**What to do**
Wherever a line holds the string "make", copy that line.

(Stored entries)
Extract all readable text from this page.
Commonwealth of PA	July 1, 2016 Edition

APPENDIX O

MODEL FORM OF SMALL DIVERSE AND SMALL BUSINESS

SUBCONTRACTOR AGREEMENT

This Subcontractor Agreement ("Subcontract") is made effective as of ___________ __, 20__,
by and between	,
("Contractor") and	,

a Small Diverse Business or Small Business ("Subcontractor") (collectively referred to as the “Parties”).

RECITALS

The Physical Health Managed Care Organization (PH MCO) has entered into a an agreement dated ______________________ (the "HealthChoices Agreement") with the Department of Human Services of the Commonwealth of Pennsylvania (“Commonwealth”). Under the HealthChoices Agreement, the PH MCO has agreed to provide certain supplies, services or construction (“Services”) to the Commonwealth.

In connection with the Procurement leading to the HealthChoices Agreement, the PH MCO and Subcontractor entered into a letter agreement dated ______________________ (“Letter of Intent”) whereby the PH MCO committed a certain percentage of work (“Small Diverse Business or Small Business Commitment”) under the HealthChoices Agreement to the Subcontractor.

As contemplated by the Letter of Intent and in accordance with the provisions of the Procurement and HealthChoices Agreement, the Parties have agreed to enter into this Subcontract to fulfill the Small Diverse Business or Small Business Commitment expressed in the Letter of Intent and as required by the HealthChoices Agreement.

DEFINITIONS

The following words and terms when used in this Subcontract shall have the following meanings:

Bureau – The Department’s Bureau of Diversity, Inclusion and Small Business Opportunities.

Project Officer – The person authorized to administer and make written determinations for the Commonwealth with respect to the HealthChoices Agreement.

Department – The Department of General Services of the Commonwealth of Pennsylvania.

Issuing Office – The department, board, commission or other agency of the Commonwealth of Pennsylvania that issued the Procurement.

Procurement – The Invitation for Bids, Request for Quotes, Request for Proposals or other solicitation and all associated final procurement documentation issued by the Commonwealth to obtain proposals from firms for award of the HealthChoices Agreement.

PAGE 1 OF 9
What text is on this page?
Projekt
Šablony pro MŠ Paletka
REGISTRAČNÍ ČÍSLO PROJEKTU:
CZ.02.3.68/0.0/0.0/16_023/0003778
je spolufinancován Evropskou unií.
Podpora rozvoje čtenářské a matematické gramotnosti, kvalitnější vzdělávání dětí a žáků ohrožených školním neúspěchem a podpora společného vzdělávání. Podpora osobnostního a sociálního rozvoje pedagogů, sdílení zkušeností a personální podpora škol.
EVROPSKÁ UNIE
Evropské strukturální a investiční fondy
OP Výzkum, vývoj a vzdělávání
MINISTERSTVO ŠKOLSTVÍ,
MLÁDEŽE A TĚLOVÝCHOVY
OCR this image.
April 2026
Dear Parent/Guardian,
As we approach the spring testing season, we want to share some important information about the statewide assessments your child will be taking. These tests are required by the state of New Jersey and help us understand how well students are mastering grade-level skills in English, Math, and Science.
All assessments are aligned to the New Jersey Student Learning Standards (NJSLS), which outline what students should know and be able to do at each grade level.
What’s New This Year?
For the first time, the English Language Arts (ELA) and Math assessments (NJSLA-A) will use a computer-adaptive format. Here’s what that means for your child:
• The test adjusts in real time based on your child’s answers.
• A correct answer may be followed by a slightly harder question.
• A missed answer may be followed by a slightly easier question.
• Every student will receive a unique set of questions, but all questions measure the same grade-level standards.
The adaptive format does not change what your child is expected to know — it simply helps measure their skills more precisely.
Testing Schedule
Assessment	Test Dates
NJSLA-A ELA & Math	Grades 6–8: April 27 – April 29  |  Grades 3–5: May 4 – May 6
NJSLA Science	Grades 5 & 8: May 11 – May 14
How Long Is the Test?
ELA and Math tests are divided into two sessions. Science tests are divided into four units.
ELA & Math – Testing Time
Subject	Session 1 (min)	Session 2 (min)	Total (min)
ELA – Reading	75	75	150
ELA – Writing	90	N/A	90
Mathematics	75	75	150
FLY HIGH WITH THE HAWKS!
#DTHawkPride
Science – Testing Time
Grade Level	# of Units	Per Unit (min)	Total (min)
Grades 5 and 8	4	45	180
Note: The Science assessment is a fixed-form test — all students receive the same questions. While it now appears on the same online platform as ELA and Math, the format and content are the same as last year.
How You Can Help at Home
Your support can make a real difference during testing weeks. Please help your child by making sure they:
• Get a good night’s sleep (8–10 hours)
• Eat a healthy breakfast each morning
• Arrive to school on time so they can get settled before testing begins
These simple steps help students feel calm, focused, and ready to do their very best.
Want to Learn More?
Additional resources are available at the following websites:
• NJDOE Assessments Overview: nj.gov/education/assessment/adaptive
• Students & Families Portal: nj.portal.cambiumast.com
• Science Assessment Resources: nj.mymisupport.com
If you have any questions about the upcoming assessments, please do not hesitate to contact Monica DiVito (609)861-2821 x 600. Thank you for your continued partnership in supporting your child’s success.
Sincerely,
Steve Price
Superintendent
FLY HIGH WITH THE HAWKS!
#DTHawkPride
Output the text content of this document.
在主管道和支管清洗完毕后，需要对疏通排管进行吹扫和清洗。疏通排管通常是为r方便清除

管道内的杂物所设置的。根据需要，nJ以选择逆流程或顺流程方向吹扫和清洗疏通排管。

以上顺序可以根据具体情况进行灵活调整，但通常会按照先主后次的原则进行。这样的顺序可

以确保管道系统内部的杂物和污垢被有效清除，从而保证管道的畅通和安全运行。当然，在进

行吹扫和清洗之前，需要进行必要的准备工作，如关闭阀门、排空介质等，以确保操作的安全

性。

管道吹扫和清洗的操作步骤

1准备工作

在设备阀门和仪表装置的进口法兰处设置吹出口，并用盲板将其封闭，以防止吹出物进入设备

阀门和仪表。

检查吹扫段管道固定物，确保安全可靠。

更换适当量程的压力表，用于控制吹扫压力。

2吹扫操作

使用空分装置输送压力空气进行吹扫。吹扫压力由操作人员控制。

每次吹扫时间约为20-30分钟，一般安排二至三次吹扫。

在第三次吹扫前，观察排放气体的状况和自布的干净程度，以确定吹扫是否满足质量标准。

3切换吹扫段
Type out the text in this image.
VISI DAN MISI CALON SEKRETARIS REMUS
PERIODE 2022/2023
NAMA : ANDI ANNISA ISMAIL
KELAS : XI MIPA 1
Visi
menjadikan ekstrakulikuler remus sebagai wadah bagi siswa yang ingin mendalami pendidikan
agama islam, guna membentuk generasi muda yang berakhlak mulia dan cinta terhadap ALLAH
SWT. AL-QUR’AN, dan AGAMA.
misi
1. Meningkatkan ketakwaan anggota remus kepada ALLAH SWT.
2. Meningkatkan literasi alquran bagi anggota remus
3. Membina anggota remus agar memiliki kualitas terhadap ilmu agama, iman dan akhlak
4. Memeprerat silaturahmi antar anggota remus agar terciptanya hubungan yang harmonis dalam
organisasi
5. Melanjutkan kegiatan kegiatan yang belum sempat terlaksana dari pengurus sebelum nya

**Correct answer**
Project Officer – The person authorized to administer and make written determinations for the Commonwealth with respect to the HealthChoices Agreement.
Your support can make a real difference during testing weeks. Please help your child by making sure they:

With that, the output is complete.